-- EXERCISE DESCRIPTION --
Using the listing below, select the lines with the word "content" and copy them.

-- SUPPLIED ENTRIES --
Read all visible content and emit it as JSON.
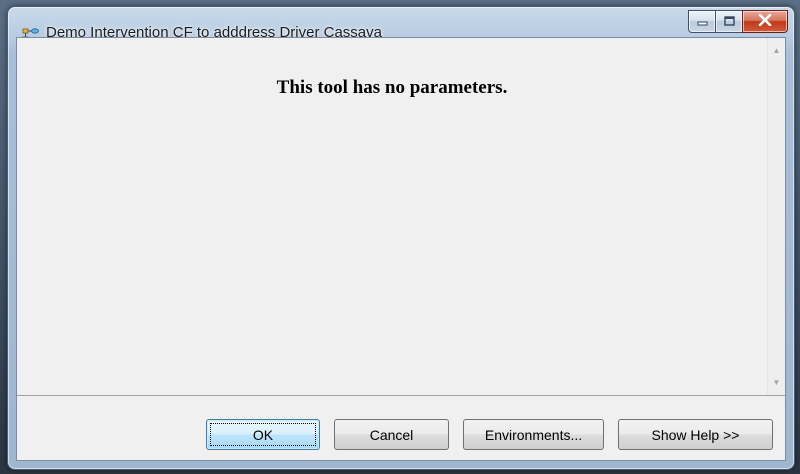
{
  "window": {
    "title": "Demo Intervention CF to adddress Driver Cassava",
    "app_icon": "model-tool-icon",
    "caption_buttons": {
      "minimize": "minimize-icon",
      "maximize": "maximize-icon",
      "close": "close-icon"
    }
  },
  "content": {
    "message": "This tool has no parameters."
  },
  "scrollbar": {
    "up_arrow": "▲",
    "down_arrow": "▼"
  },
  "buttons": {
    "ok": "OK",
    "cancel": "Cancel",
    "environments": "Environments...",
    "show_help": "Show Help >>"
  },
  "colors": {
    "close_button": "#c2391b",
    "default_button_border": "#3c7fb1",
    "client_background": "#f0f0f0"
  }
}
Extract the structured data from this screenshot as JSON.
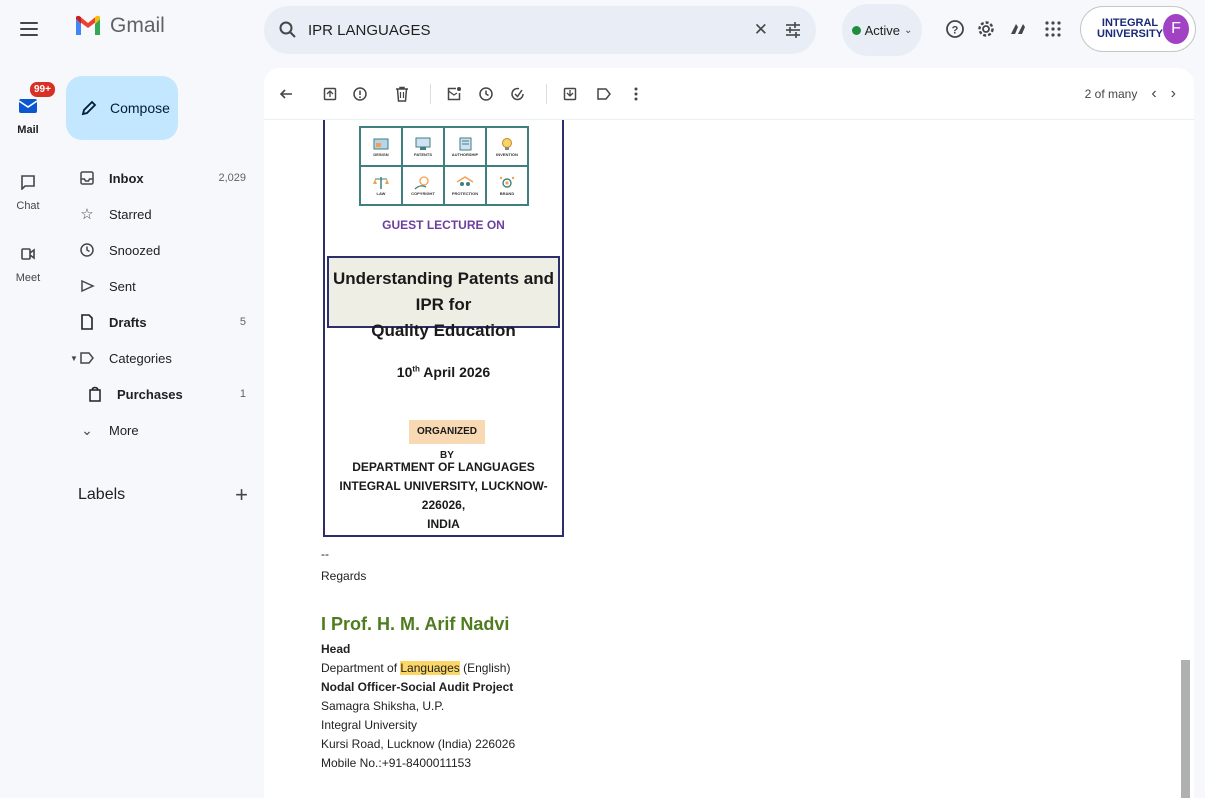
{
  "app": {
    "name": "Gmail"
  },
  "search": {
    "value": "IPR LANGUAGES"
  },
  "status": {
    "label": "Active",
    "color": "#1e8e3e"
  },
  "account": {
    "org_line1": "INTEGRAL",
    "org_line2": "UNIVERSITY",
    "avatar_letter": "F"
  },
  "rail": {
    "mail": {
      "label": "Mail",
      "badge": "99+"
    },
    "chat": {
      "label": "Chat"
    },
    "meet": {
      "label": "Meet"
    }
  },
  "compose": {
    "label": "Compose"
  },
  "nav": {
    "inbox": {
      "label": "Inbox",
      "count": "2,029"
    },
    "starred": {
      "label": "Starred"
    },
    "snoozed": {
      "label": "Snoozed"
    },
    "sent": {
      "label": "Sent"
    },
    "drafts": {
      "label": "Drafts",
      "count": "5"
    },
    "categories": {
      "label": "Categories"
    },
    "purchases": {
      "label": "Purchases",
      "count": "1"
    },
    "more": {
      "label": "More"
    }
  },
  "labels": {
    "heading": "Labels",
    "add": "+"
  },
  "pager": {
    "text": "2 of many"
  },
  "poster": {
    "icons": [
      {
        "caption": "DESIGN"
      },
      {
        "caption": "PATENTS"
      },
      {
        "caption": "AUTHORSHIP"
      },
      {
        "caption": "INVENTION"
      },
      {
        "caption": "LAW"
      },
      {
        "caption": "COPYRIGHT"
      },
      {
        "caption": "PROTECTION"
      },
      {
        "caption": "BRAND"
      }
    ],
    "guest": "GUEST LECTURE  ON",
    "title_line1": "Understanding Patents and IPR for",
    "title_line2": "Quality Education",
    "date_day": "10",
    "date_suffix": "th",
    "date_rest": " April 2026",
    "organized_by": "ORGANIZED BY",
    "dept_line1": "DEPARTMENT OF LANGUAGES",
    "dept_line2": "INTEGRAL UNIVERSITY, LUCKNOW-226026,",
    "dept_line3": "INDIA"
  },
  "signature": {
    "dash": "--",
    "regards": "Regards",
    "name": "I Prof. H. M. Arif Nadvi",
    "role": "Head",
    "dept_prefix": "Department of ",
    "dept_highlight": "Languages",
    "dept_suffix": " (English)",
    "nodal": "Nodal Officer-Social Audit Project",
    "line1": "Samagra Shiksha, U.P.",
    "line2": "Integral University",
    "line3": "Kursi Road, Lucknow (India) 226026",
    "line4": "Mobile No.:+91-8400011153"
  }
}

-- RESULT FOR THIS TASK --
Read all visible content and emit it as JSON.
  "content": {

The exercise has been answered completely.